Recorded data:
------------------------------
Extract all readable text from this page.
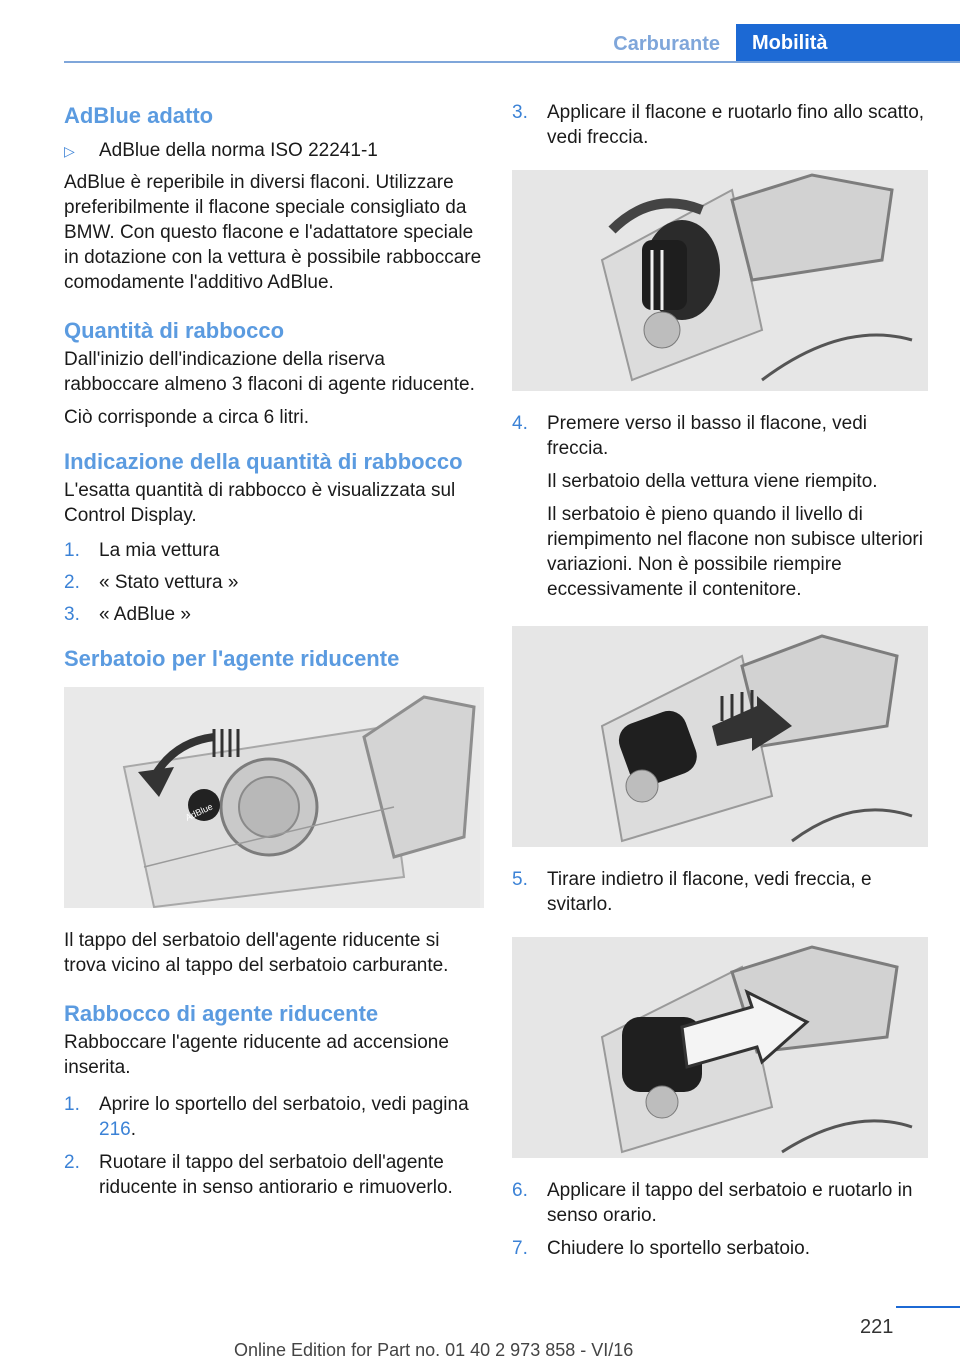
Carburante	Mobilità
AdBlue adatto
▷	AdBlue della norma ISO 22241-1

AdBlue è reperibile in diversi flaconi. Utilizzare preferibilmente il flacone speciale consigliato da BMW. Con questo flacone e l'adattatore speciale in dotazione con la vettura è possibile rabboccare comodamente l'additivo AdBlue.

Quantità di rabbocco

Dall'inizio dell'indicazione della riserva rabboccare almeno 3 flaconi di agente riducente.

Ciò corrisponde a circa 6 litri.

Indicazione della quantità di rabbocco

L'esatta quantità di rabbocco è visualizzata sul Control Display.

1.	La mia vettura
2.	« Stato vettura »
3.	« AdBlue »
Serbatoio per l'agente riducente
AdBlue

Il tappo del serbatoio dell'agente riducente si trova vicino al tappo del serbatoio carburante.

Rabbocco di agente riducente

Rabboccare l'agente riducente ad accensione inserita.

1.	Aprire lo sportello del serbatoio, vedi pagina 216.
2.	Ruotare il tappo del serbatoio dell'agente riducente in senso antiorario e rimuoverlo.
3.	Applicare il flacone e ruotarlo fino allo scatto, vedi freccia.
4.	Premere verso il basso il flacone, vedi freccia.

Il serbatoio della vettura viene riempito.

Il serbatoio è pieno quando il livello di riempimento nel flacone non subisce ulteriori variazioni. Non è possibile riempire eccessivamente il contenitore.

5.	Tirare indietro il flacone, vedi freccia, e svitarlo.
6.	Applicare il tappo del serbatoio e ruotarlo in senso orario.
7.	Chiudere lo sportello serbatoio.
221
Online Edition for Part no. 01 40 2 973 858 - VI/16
------------------------------
* **Brief**
Check each line above for the string "sportello", then copy the ones that have it.

* **Solution to the problem**
1.	Aprire lo sportello del serbatoio, vedi pagina 216.
7.	Chiudere lo sportello serbatoio.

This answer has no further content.